A run of records

— begin —

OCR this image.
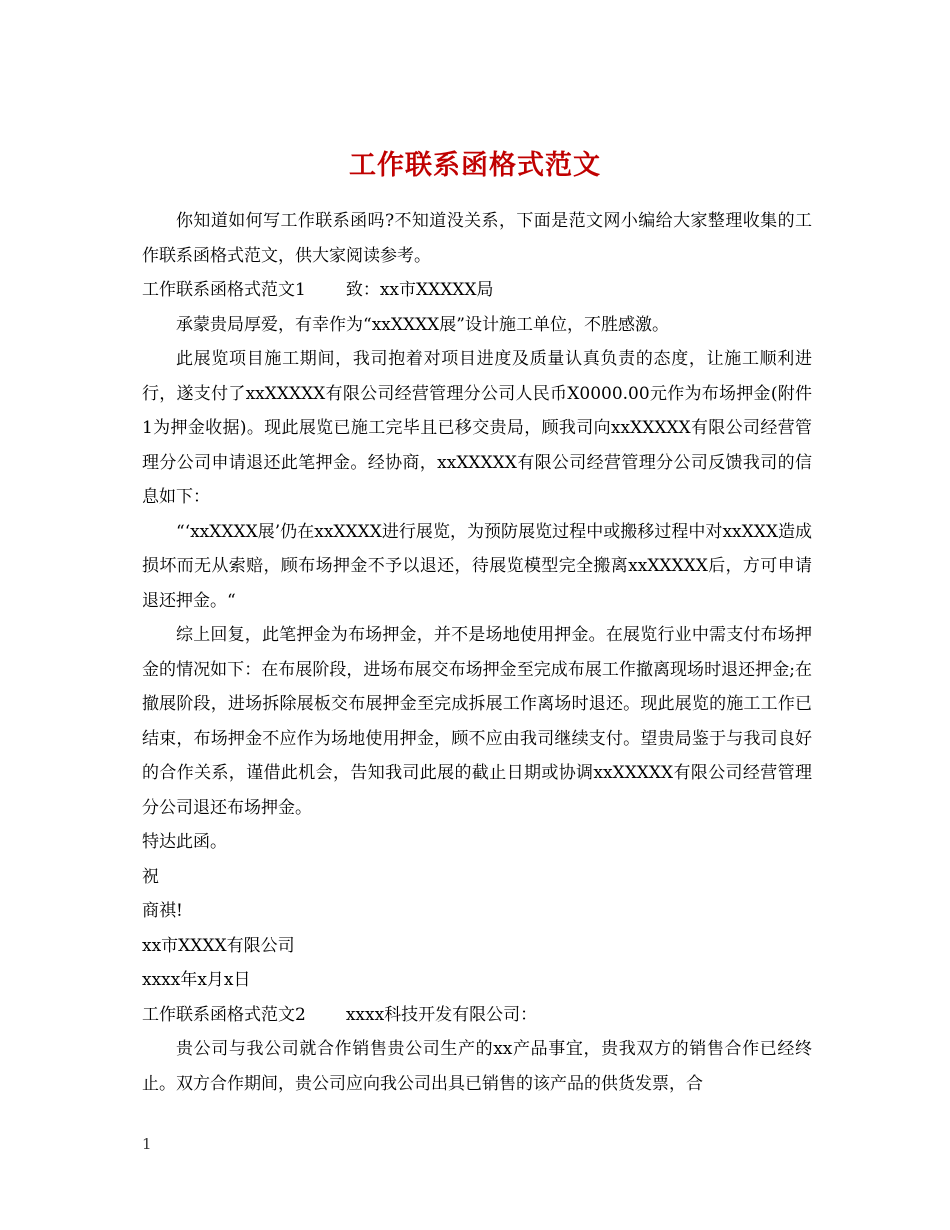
工作联系函格式范文

你知道如何写工作联系函吗?不知道没关系，下面是范文网小编给大家整理收集的工作联系函格式范文，供大家阅读参考。

工作联系函格式范文1 致：xx市XXXXX局

承蒙贵局厚爱，有幸作为“xxXXXX展”设计施工单位，不胜感激。

此展览项目施工期间，我司抱着对项目进度及质量认真负责的态度，让施工顺利进行，遂支付了xxXXXXX有限公司经营管理分公司人民币X0000.00元作为布场押金(附件1为押金收据)。现此展览已施工完毕且已移交贵局，顾我司向xxXXXXX有限公司经营管理分公司申请退还此笔押金。经协商，xxXXXXX有限公司经营管理分公司反馈我司的信息如下：

“‘xxXXXX展’仍在xxXXXX进行展览，为预防展览过程中或搬移过程中对xxXXX造成损坏而无从索赔，顾布场押金不予以退还，待展览模型完全搬离xxXXXXX后，方可申请退还押金。“

综上回复，此笔押金为布场押金，并不是场地使用押金。在展览行业中需支付布场押金的情况如下：在布展阶段，进场布展交布场押金至完成布展工作撤离现场时退还押金;在撤展阶段，进场拆除展板交布展押金至完成拆展工作离场时退还。现此展览的施工工作已结束，布场押金不应作为场地使用押金，顾不应由我司继续支付。望贵局鉴于与我司良好的合作关系，谨借此机会，告知我司此展的截止日期或协调xxXXXXX有限公司经营管理分公司退还布场押金。

特达此函。

祝

商祺!

xx市XXXX有限公司

xxxx年x月x日

工作联系函格式范文2 xxxx科技开发有限公司：

贵公司与我公司就合作销售贵公司生产的xx产品事宜，贵我双方的销售合作已经终止。双方合作期间，贵公司应向我公司出具已销售的该产品的供货发票，合

1
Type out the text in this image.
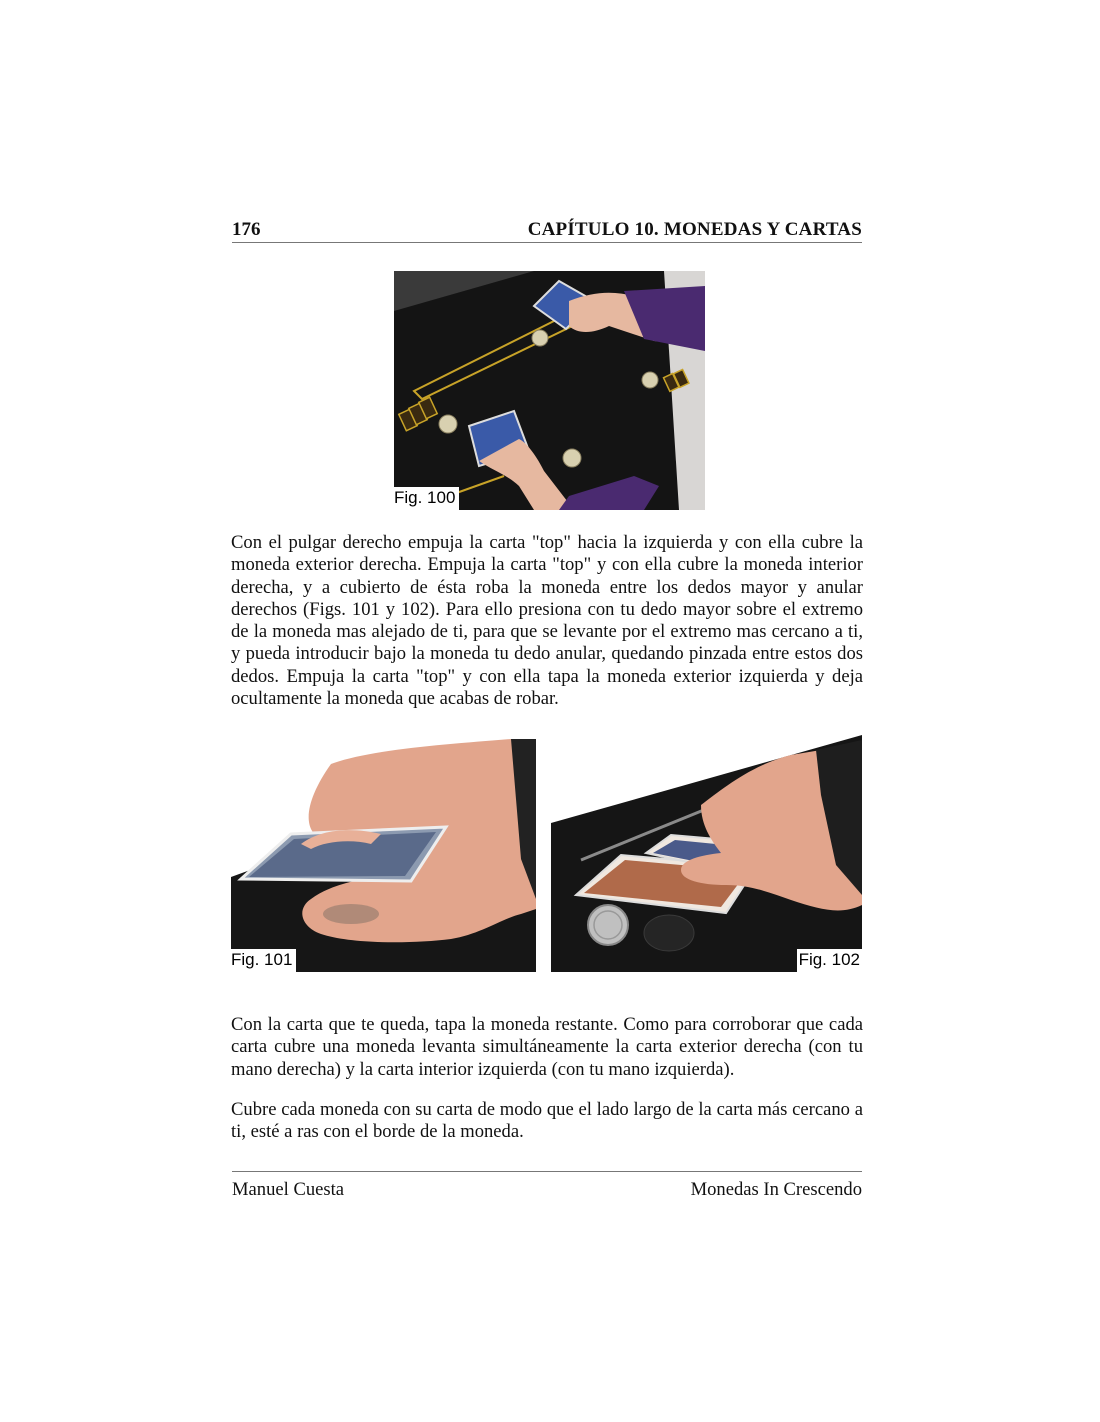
176	CAPÍTULO 10. MONEDAS Y CARTAS
Fig. 100
Con el pulgar derecho empuja la carta "top" hacia la izquierda y con ella cubre la moneda exterior derecha. Empuja la carta "top" y con ella cubre la moneda interior derecha, y a cubierto de ésta roba la moneda entre los dedos mayor y anular derechos (Figs. 101 y 102). Para ello presiona con tu dedo mayor sobre el extremo de la moneda mas alejado de ti, para que se levante por el extremo mas cercano a ti, y pueda introducir bajo la moneda tu dedo anular, quedando pinzada entre estos dos dedos. Empuja la carta "top" y con ella tapa la moneda exterior izquierda y deja ocultamente la moneda que acabas de robar.
Fig. 101	Fig. 102
Con la carta que te queda, tapa la moneda restante. Como para corroborar que cada carta cubre una moneda levanta simultáneamente la carta exterior derecha (con tu mano derecha) y la carta interior izquierda (con tu mano izquierda).
Cubre cada moneda con su carta de modo que el lado largo de la carta más cercano a ti, esté a ras con el borde de la moneda.
Manuel Cuesta	Monedas In Crescendo
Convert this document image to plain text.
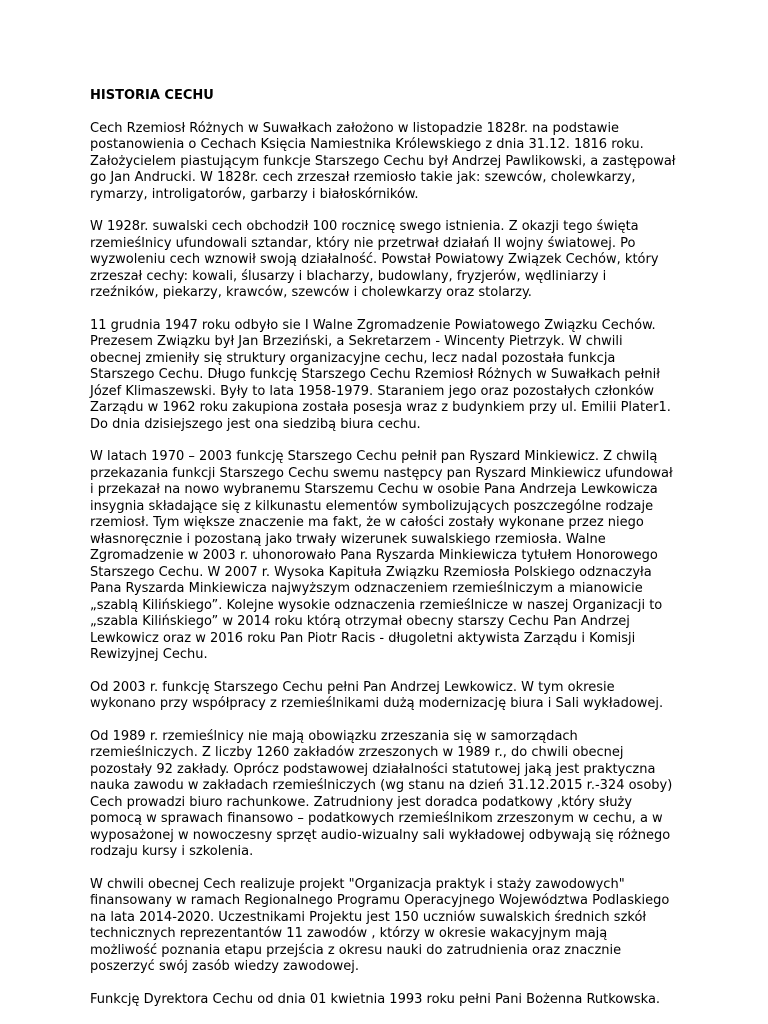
HISTORIA CECHU

Cech Rzemiosł Różnych w Suwałkach założono w listopadzie 1828r. na podstawie
postanowienia o Cechach Księcia Namiestnika Królewskiego z dnia 31.12. 1816 roku.
Założycielem piastującym funkcje Starszego Cechu był Andrzej Pawlikowski, a zastępował
go Jan Andrucki. W 1828r. cech zrzeszał rzemiosło takie jak: szewców, cholewkarzy,
rymarzy, introligatorów, garbarzy i białoskórników.

W 1928r. suwalski cech obchodził 100 rocznicę swego istnienia. Z okazji tego święta
rzemieślnicy ufundowali sztandar, który nie przetrwał działań II wojny światowej. Po
wyzwoleniu cech wznowił swoją działalność. Powstał Powiatowy Związek Cechów, który
zrzeszał cechy: kowali, ślusarzy i blacharzy, budowlany, fryzjerów, wędliniarzy i
rzeźników, piekarzy, krawców, szewców i cholewkarzy oraz stolarzy.

11 grudnia 1947 roku odbyło sie I Walne Zgromadzenie Powiatowego Związku Cechów.
Prezesem Związku był Jan Brzeziński, a Sekretarzem - Wincenty Pietrzyk. W chwili
obecnej zmieniły się struktury organizacyjne cechu, lecz nadal pozostała funkcja
Starszego Cechu. Długo funkcję Starszego Cechu Rzemiosł Różnych w Suwałkach pełnił
Józef Klimaszewski. Były to lata 1958-1979. Staraniem jego oraz pozostałych członków
Zarządu w 1962 roku zakupiona została posesja wraz z budynkiem przy ul. Emilii Plater1.
Do dnia dzisiejszego jest ona siedzibą biura cechu.

W latach 1970 – 2003 funkcję Starszego Cechu pełnił pan Ryszard Minkiewicz. Z chwilą
przekazania funkcji Starszego Cechu swemu następcy pan Ryszard Minkiewicz ufundował
i przekazał na nowo wybranemu Starszemu Cechu w osobie Pana Andrzeja Lewkowicza
insygnia składające się z kilkunastu elementów symbolizujących poszczególne rodzaje
rzemiosł. Tym większe znaczenie ma fakt, że w całości zostały wykonane przez niego
własnoręcznie i pozostaną jako trwały wizerunek suwalskiego rzemiosła. Walne
Zgromadzenie w 2003 r. uhonorowało Pana Ryszarda Minkiewicza tytułem Honorowego
Starszego Cechu. W 2007 r. Wysoka Kapituła Związku Rzemiosła Polskiego odznaczyła
Pana Ryszarda Minkiewicza najwyższym odznaczeniem rzemieślniczym a mianowicie
„szablą Kilińskiego”. Kolejne wysokie odznaczenia rzemieślnicze w naszej Organizacji to
„szabla Kilińskiego” w 2014 roku którą otrzymał obecny starszy Cechu Pan Andrzej
Lewkowicz oraz w 2016 roku Pan Piotr Racis - długoletni aktywista Zarządu i Komisji
Rewizyjnej Cechu.

Od 2003 r. funkcję Starszego Cechu pełni Pan Andrzej Lewkowicz. W tym okresie
wykonano przy współpracy z rzemieślnikami dużą modernizację biura i Sali wykładowej.

Od 1989 r. rzemieślnicy nie mają obowiązku zrzeszania się w samorządach
rzemieślniczych. Z liczby 1260 zakładów zrzeszonych w 1989 r., do chwili obecnej
pozostały 92 zakłady. Oprócz podstawowej działalności statutowej jaką jest praktyczna
nauka zawodu w zakładach rzemieślniczych (wg stanu na dzień 31.12.2015 r.-324 osoby)
Cech prowadzi biuro rachunkowe. Zatrudniony jest doradca podatkowy ,który służy
pomocą w sprawach finansowo – podatkowych rzemieślnikom zrzeszonym w cechu, a w
wyposażonej w nowoczesny sprzęt audio-wizualny sali wykładowej odbywają się różnego
rodzaju kursy i szkolenia.

W chwili obecnej Cech realizuje projekt "Organizacja praktyk i staży zawodowych"
finansowany w ramach Regionalnego Programu Operacyjnego Województwa Podlaskiego
na lata 2014-2020. Uczestnikami Projektu jest 150 uczniów suwalskich średnich szkół
technicznych reprezentantów 11 zawodów , którzy w okresie wakacyjnym mają
możliwość poznania etapu przejścia z okresu nauki do zatrudnienia oraz znacznie
poszerzyć swój zasób wiedzy zawodowej.

Funkcję Dyrektora Cechu od dnia 01 kwietnia 1993 roku pełni Pani Bożenna Rutkowska.
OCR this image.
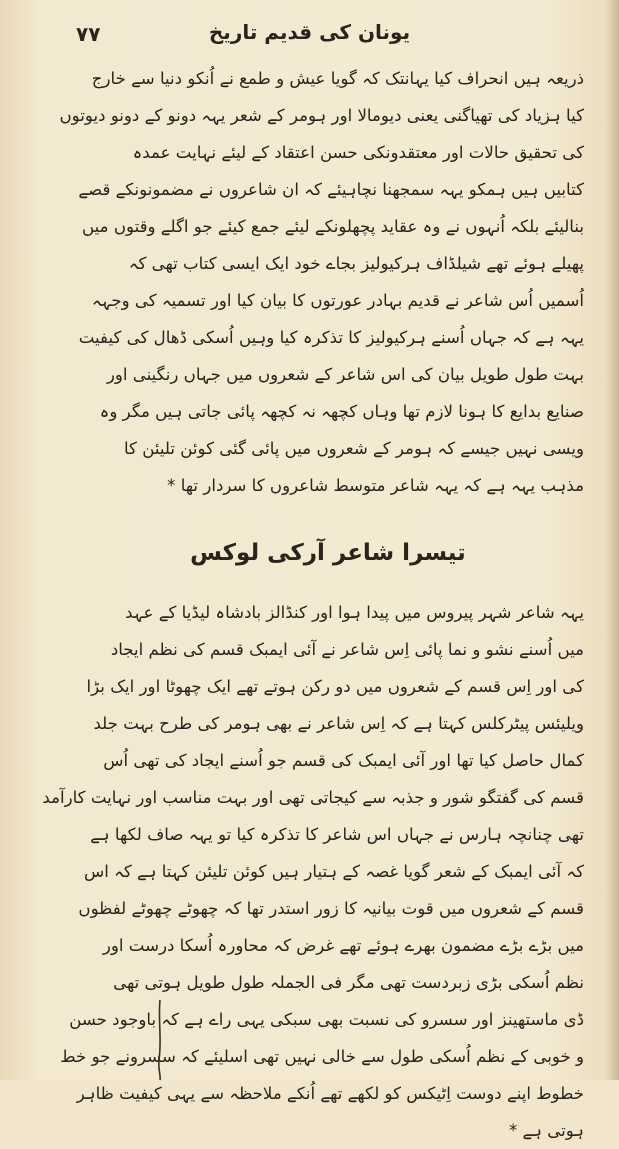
۷۷	یونان کی قدیم تاریخ
ذریعہ ہیں انحراف کیا یہانتک کہ گویا عیش و طمع نے اُنکو دنیا سے خارج
کیا ہزیاد کی تھیاگنی یعنی دیومالا اور ہومر کے شعر یہہ دونو کے دونو دیوتوں
کی تحقیق حالات اور معتقدونکی حسن اعتقاد کے لیئے نہایت عمدہ
کتابیں ہیں ہمکو یہہ سمجھنا نچاہیئے کہ ان شاعروں نے مضمونونکے قصے
بنالیئے بلکہ اُنہوں نے وہ عقاید پچھلونکے لیئے جمع کیئے جو اگلے وقتوں میں
پھیلے ہوئے تھے شیلڈاف ہرکیولیز بجاے خود ایک ایسی کتاب تھی کہ
اُسمیں اُس شاعر نے قدیم بہادر عورتوں کا بیان کیا اور تسمیہ کی وجہہ
یہہ ہے کہ جہاں اُسنے ہرکیولیز کا تذکرہ کیا وہیں اُسکی ڈھال کی کیفیت
بہت طول طویل بیان کی اس شاعر کے شعروں میں جہاں رنگینی اور
صنایع بدایع کا ہونا لازم تھا وہاں کچھہ نہ کچھہ پائی جاتی ہیں مگر وہ
ویسی نہیں جیسے کہ ہومر کے شعروں میں پائی گئی کوئن تلیئن کا
مذہب یہہ ہے کہ یہہ شاعر متوسط شاعروں کا سردار تھا *
تیسرا شاعر آرکی لوکس
یہہ شاعر شہر پیروس میں پیدا ہوا اور کنڈالز بادشاہ لیڈیا کے عہد
میں اُسنے نشو و نما پائی اِس شاعر نے آئی ایمبک قسم کی نظم ایجاد
کی اور اِس قسم کے شعروں میں دو رکن ہوتے تھے ایک چھوٹا اور ایک بڑا
ویلیئس پیٹرکلس کہتا ہے کہ اِس شاعر نے بھی ہومر کی طرح بہت جلد
کمال حاصل کیا تھا اور آئی ایمبک کی قسم جو اُسنے ایجاد کی تھی اُس
قسم کی گفتگو شور و جذبہ سے کیجاتی تھی اور بہت مناسب اور نہایت کارآمد
تھی چنانچہ ہارس نے جہاں اس شاعر کا تذکرہ کیا تو یہہ صاف لکھا ہے
کہ آئی ایمبک کے شعر گویا غصہ کے ہتیار ہیں کوئن تلیئن کہتا ہے کہ اس
قسم کے شعروں میں قوت بیانیہ کا زور استدر تھا کہ چھوٹے چھوٹے لفظوں
میں بڑے بڑے مضمون بھرے ہوئے تھے غرض کہ محاورہ اُسکا درست اور
نظم اُسکی بڑی زبردست تھی مگر فی الجملہ طول طویل ہوتی تھی
ڈی ماستھینز اور سسرو کی نسبت بھی سبکی یہی راے ہے کہ باوجود حسن
و خوبی کے نظم اُسکی طول سے خالی نہیں تھی اسلیئے کہ سسرونے جو خط
خطوط اپنے دوست اِٹیکس کو لکھے تھے اُنکے ملاحظہ سے یہی کیفیت ظاہر
ہوتی ہے *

— end —

▶ WRITTEN INSTRUCTION: Wherever "ایجاد" shows up in a line, copy that line.

▶ RESPONSE TO THIS EXERCISE:
میں اُسنے نشو و نما پائی اِس شاعر نے آئی ایمبک قسم کی نظم ایجاد
کمال حاصل کیا تھا اور آئی ایمبک کی قسم جو اُسنے ایجاد کی تھی اُس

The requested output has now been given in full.